● **Given instruction**: Print the full listing exactly.

● **Data shown**:
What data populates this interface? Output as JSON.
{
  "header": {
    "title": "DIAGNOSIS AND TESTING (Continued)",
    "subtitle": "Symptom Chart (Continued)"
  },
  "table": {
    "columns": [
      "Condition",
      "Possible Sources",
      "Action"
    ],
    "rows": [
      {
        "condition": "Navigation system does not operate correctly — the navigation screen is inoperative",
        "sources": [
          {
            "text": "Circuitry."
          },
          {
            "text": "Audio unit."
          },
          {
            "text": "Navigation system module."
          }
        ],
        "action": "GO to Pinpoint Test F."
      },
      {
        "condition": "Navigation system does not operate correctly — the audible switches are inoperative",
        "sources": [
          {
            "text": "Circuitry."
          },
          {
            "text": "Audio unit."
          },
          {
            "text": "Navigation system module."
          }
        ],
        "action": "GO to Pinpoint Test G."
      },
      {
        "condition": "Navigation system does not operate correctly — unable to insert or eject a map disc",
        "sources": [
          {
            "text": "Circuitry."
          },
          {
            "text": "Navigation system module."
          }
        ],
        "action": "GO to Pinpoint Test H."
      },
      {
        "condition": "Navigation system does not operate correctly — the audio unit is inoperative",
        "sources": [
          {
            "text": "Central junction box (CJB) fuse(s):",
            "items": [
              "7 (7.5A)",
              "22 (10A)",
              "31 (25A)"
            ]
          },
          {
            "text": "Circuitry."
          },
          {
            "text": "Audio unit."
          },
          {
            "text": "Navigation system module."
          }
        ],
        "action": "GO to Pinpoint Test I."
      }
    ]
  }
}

● **Completed task**:
What data populates this interface? Output as JSON.
{
  "header": {
    "title": "DIAGNOSIS AND TESTING (Continued)",
    "subtitle": "Symptom Chart (Continued)"
  },
  "table": {
    "columns": [
      "Condition",
      "Possible Sources",
      "Action"
    ],
    "rows": [
      {
        "condition": "Navigation system does not operate correctly — the navigation screen is inoperative",
        "sources": [
          {
            "text": "Circuitry."
          },
          {
            "text": "Audio unit."
          },
          {
            "text": "Navigation system module."
          }
        ],
        "action": "GO to Pinpoint Test F."
      },
      {
        "condition": "Navigation system does not operate correctly — the audible switches are inoperative",
        "sources": [
          {
            "text": "Circuitry."
          },
          {
            "text": "Audio unit."
          },
          {
            "text": "Navigation system module."
          }
        ],
        "action": "GO to Pinpoint Test G."
      },
      {
        "condition": "Navigation system does not operate correctly — unable to insert or eject a map disc",
        "sources": [
          {
            "text": "Circuitry."
          },
          {
            "text": "Navigation system module."
          }
        ],
        "action": "GO to Pinpoint Test H."
      },
      {
        "condition": "Navigation system does not operate correctly — the audio unit is inoperative",
        "sources": [
          {
            "text": "Central junction box (CJB) fuse(s):",
            "items": [
              "7 (7.5A)",
              "22 (10A)",
              "31 (25A)"
            ]
          },
          {
            "text": "Circuitry."
          },
          {
            "text": "Audio unit."
          },
          {
            "text": "Navigation system module."
          }
        ],
        "action": "GO to Pinpoint Test I."
      }
    ]
  }
}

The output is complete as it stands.